» Required task: Duplicate every line of the listing below without any changes, leaving out the picture.

[Collected data entries]
-*-

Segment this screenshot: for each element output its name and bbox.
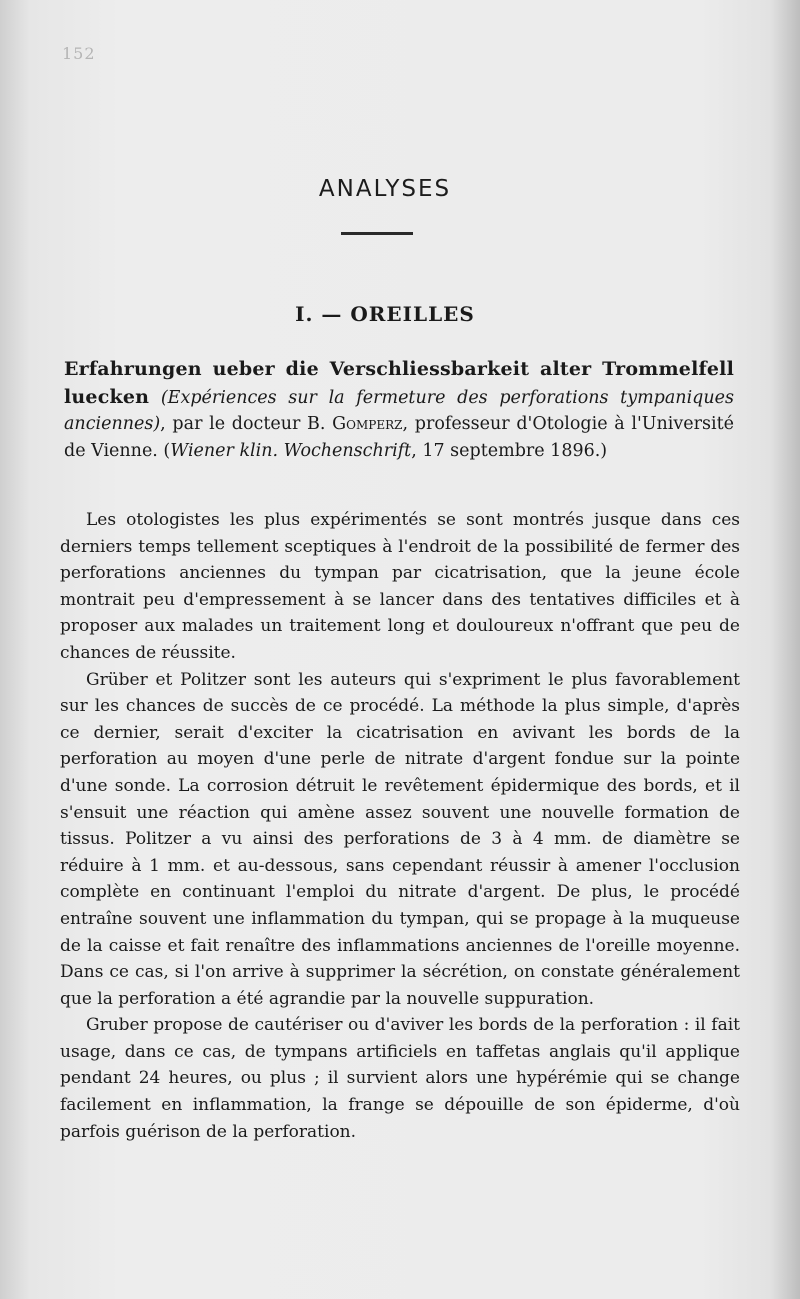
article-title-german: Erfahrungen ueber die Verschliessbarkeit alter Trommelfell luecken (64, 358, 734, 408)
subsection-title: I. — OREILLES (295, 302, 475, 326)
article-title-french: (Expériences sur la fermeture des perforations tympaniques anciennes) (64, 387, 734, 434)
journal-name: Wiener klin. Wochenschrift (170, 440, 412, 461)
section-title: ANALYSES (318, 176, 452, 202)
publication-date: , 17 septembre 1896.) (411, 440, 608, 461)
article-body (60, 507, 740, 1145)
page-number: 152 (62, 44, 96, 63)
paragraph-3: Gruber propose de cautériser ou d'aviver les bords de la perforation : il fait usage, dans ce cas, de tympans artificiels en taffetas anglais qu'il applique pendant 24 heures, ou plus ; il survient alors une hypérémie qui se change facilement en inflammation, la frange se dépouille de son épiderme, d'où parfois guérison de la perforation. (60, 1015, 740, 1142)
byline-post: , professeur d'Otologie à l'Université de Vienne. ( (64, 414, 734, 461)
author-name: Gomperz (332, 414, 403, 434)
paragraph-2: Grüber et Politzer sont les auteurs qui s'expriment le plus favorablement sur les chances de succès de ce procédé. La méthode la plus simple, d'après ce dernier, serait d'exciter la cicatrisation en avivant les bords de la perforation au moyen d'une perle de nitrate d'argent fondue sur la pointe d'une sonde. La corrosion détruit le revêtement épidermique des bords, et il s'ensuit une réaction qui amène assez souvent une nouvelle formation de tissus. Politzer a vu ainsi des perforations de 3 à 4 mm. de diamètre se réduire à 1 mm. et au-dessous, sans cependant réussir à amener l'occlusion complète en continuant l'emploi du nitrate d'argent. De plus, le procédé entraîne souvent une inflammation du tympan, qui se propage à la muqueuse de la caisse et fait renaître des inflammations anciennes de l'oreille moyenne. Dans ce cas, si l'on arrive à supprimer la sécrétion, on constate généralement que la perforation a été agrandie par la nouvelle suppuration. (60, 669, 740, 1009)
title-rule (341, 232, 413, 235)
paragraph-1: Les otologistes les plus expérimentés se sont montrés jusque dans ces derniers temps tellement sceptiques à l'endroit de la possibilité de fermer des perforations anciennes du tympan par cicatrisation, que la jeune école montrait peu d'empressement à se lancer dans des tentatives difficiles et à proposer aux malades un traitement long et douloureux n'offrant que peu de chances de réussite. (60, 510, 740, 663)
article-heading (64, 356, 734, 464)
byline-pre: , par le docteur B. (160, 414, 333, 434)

-*-

» Finished exercise:
Segment this screenshot: for each element output its name and bbox.
article-title-german: Erfahrungen ueber die Verschliessbarkeit alter Trommelfell luecken (64, 358, 734, 408)
subsection-title: I. — OREILLES (295, 302, 475, 326)
article-title-french: (Expériences sur la fermeture des perforations tympaniques anciennes) (64, 387, 734, 434)
journal-name: Wiener klin. Wochenschrift (170, 440, 412, 461)
section-title: ANALYSES (318, 176, 452, 202)
publication-date: , 17 septembre 1896.) (411, 440, 608, 461)
article-body (60, 507, 740, 1145)
page-number: 152 (62, 44, 96, 63)
paragraph-3: Gruber propose de cautériser ou d'aviver les bords de la perforation : il fait usage, dans ce cas, de tympans artificiels en taffetas anglais qu'il applique pendant 24 heures, ou plus ; il survient alors une hypérémie qui se change facilement en inflammation, la frange se dépouille de son épiderme, d'où parfois guérison de la perforation. (60, 1015, 740, 1142)
byline-post: , professeur d'Otologie à l'Université de Vienne. ( (64, 414, 734, 461)
author-name: Gomperz (332, 414, 403, 434)
paragraph-2: Grüber et Politzer sont les auteurs qui s'expriment le plus favorablement sur les chances de succès de ce procédé. La méthode la plus simple, d'après ce dernier, serait d'exciter la cicatrisation en avivant les bords de la perforation au moyen d'une perle de nitrate d'argent fondue sur la pointe d'une sonde. La corrosion détruit le revêtement épidermique des bords, et il s'ensuit une réaction qui amène assez souvent une nouvelle formation de tissus. Politzer a vu ainsi des perforations de 3 à 4 mm. de diamètre se réduire à 1 mm. et au-dessous, sans cependant réussir à amener l'occlusion complète en continuant l'emploi du nitrate d'argent. De plus, le procédé entraîne souvent une inflammation du tympan, qui se propage à la muqueuse de la caisse et fait renaître des inflammations anciennes de l'oreille moyenne. Dans ce cas, si l'on arrive à supprimer la sécrétion, on constate généralement que la perforation a été agrandie par la nouvelle suppuration. (60, 669, 740, 1009)
title-rule (341, 232, 413, 235)
paragraph-1: Les otologistes les plus expérimentés se sont montrés jusque dans ces derniers temps tellement sceptiques à l'endroit de la possibilité de fermer des perforations anciennes du tympan par cicatrisation, que la jeune école montrait peu d'empressement à se lancer dans des tentatives difficiles et à proposer aux malades un traitement long et douloureux n'offrant que peu de chances de réussite. (60, 510, 740, 663)
article-heading (64, 356, 734, 464)
byline-pre: , par le docteur B. (160, 414, 333, 434)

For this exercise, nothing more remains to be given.